● Data shown
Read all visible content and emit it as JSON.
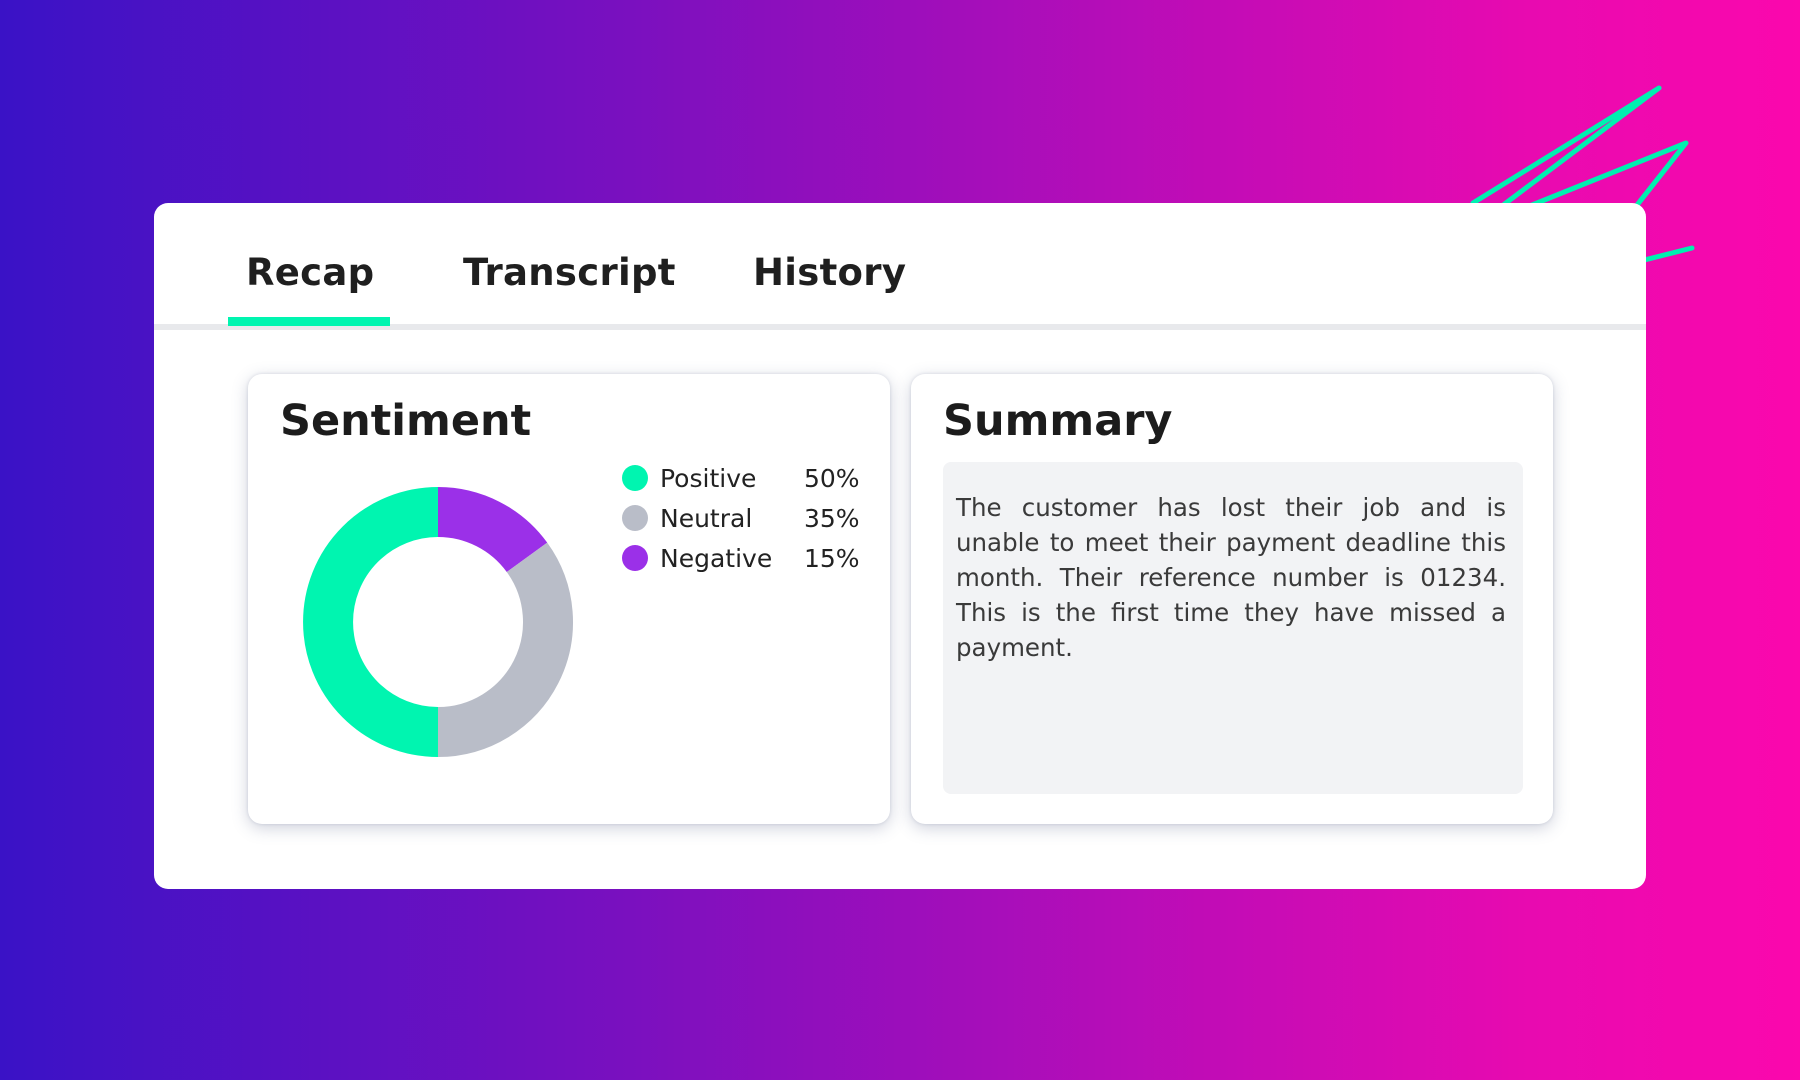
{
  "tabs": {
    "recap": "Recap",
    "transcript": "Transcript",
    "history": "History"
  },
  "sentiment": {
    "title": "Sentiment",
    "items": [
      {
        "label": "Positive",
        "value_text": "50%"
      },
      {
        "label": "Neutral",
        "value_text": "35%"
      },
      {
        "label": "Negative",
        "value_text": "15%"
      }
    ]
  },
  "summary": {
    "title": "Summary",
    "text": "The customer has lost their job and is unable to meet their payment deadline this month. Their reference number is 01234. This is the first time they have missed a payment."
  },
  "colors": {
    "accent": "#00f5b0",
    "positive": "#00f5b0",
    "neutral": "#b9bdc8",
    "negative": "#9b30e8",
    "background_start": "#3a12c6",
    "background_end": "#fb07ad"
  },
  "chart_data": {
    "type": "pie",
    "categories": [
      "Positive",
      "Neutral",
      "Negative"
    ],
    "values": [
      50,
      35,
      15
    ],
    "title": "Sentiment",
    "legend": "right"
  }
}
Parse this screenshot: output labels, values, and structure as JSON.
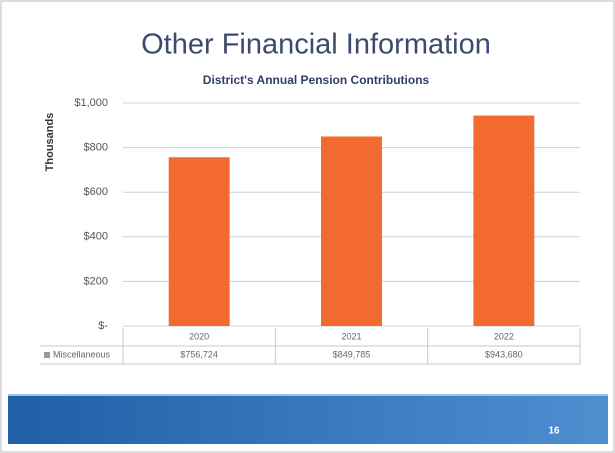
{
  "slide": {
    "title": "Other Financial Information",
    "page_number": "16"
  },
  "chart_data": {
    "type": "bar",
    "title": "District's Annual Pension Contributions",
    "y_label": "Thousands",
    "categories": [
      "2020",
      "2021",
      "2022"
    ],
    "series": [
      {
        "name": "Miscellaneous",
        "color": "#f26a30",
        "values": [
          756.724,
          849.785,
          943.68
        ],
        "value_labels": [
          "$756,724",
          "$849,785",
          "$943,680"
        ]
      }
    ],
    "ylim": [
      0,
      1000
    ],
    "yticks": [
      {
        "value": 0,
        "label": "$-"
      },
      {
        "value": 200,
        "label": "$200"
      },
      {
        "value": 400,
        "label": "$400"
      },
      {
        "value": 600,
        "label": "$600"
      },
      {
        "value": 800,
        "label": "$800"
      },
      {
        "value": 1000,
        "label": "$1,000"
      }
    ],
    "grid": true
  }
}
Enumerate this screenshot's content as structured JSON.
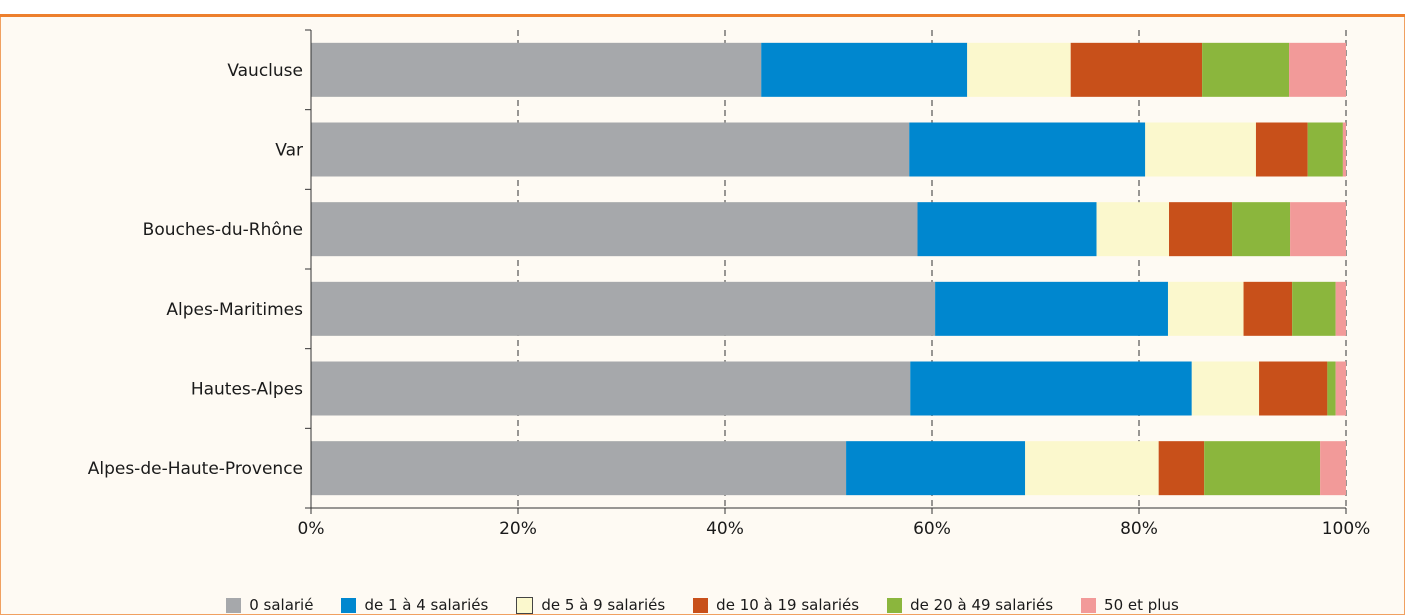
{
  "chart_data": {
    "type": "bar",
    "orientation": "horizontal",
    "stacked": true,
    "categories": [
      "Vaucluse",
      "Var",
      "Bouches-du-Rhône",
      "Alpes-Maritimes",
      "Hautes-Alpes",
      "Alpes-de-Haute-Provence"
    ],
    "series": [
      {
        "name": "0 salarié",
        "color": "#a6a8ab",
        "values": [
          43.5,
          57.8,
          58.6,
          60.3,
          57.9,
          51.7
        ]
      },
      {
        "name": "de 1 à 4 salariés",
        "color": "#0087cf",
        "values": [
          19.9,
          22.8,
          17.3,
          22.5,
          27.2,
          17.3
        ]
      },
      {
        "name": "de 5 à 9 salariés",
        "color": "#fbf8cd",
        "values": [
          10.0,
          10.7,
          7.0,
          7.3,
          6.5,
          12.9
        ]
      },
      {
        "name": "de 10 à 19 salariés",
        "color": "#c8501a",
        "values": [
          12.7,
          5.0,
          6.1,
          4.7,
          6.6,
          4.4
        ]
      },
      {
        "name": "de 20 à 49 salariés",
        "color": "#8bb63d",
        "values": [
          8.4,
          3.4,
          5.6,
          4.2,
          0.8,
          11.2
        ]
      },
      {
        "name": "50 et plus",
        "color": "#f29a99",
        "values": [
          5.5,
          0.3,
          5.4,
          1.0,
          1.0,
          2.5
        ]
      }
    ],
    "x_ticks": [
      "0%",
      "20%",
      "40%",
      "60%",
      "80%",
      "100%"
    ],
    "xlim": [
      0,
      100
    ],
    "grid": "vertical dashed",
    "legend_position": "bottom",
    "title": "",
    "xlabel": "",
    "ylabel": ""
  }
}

● What you will do
Omitting all images, retype each line of the records precisely.

● Exercise response
Read all visible content and emit it as JSON.
{
  "tabs": {
    "recap": "Recap",
    "transcript": "Transcript",
    "history": "History"
  },
  "sentiment": {
    "title": "Sentiment",
    "items": [
      {
        "label": "Positive",
        "value_text": "50%"
      },
      {
        "label": "Neutral",
        "value_text": "35%"
      },
      {
        "label": "Negative",
        "value_text": "15%"
      }
    ]
  },
  "summary": {
    "title": "Summary",
    "text": "The customer has lost their job and is unable to meet their payment deadline this month. Their reference number is 01234. This is the first time they have missed a payment."
  },
  "colors": {
    "accent": "#00f5b0",
    "positive": "#00f5b0",
    "neutral": "#b9bdc8",
    "negative": "#9b30e8",
    "background_start": "#3a12c6",
    "background_end": "#fb07ad"
  },
  "chart_data": {
    "type": "pie",
    "categories": [
      "Positive",
      "Neutral",
      "Negative"
    ],
    "values": [
      50,
      35,
      15
    ],
    "title": "Sentiment",
    "legend": "right"
  }
}
Parse this screenshot: output labels, values, and structure as JSON.
{
  "slide": {
    "title": "Other Financial Information",
    "page_number": "16"
  },
  "chart_data": {
    "type": "bar",
    "title": "District's Annual Pension Contributions",
    "y_label": "Thousands",
    "categories": [
      "2020",
      "2021",
      "2022"
    ],
    "series": [
      {
        "name": "Miscellaneous",
        "color": "#f26a30",
        "values": [
          756.724,
          849.785,
          943.68
        ],
        "value_labels": [
          "$756,724",
          "$849,785",
          "$943,680"
        ]
      }
    ],
    "ylim": [
      0,
      1000
    ],
    "yticks": [
      {
        "value": 0,
        "label": "$-"
      },
      {
        "value": 200,
        "label": "$200"
      },
      {
        "value": 400,
        "label": "$400"
      },
      {
        "value": 600,
        "label": "$600"
      },
      {
        "value": 800,
        "label": "$800"
      },
      {
        "value": 1000,
        "label": "$1,000"
      }
    ],
    "grid": true
  }
}
Enumerate this screenshot's content as structured JSON.
{
  "chart_data": {
    "type": "bar",
    "orientation": "horizontal",
    "stacked": true,
    "categories": [
      "Vaucluse",
      "Var",
      "Bouches-du-Rhône",
      "Alpes-Maritimes",
      "Hautes-Alpes",
      "Alpes-de-Haute-Provence"
    ],
    "series": [
      {
        "name": "0 salarié",
        "color": "#a6a8ab",
        "values": [
          43.5,
          57.8,
          58.6,
          60.3,
          57.9,
          51.7
        ]
      },
      {
        "name": "de 1 à 4 salariés",
        "color": "#0087cf",
        "values": [
          19.9,
          22.8,
          17.3,
          22.5,
          27.2,
          17.3
        ]
      },
      {
        "name": "de 5 à 9 salariés",
        "color": "#fbf8cd",
        "values": [
          10.0,
          10.7,
          7.0,
          7.3,
          6.5,
          12.9
        ]
      },
      {
        "name": "de 10 à 19 salariés",
        "color": "#c8501a",
        "values": [
          12.7,
          5.0,
          6.1,
          4.7,
          6.6,
          4.4
        ]
      },
      {
        "name": "de 20 à 49 salariés",
        "color": "#8bb63d",
        "values": [
          8.4,
          3.4,
          5.6,
          4.2,
          0.8,
          11.2
        ]
      },
      {
        "name": "50 et plus",
        "color": "#f29a99",
        "values": [
          5.5,
          0.3,
          5.4,
          1.0,
          1.0,
          2.5
        ]
      }
    ],
    "x_ticks": [
      "0%",
      "20%",
      "40%",
      "60%",
      "80%",
      "100%"
    ],
    "xlim": [
      0,
      100
    ],
    "grid": "vertical dashed",
    "legend_position": "bottom",
    "title": "",
    "xlabel": "",
    "ylabel": ""
  }
}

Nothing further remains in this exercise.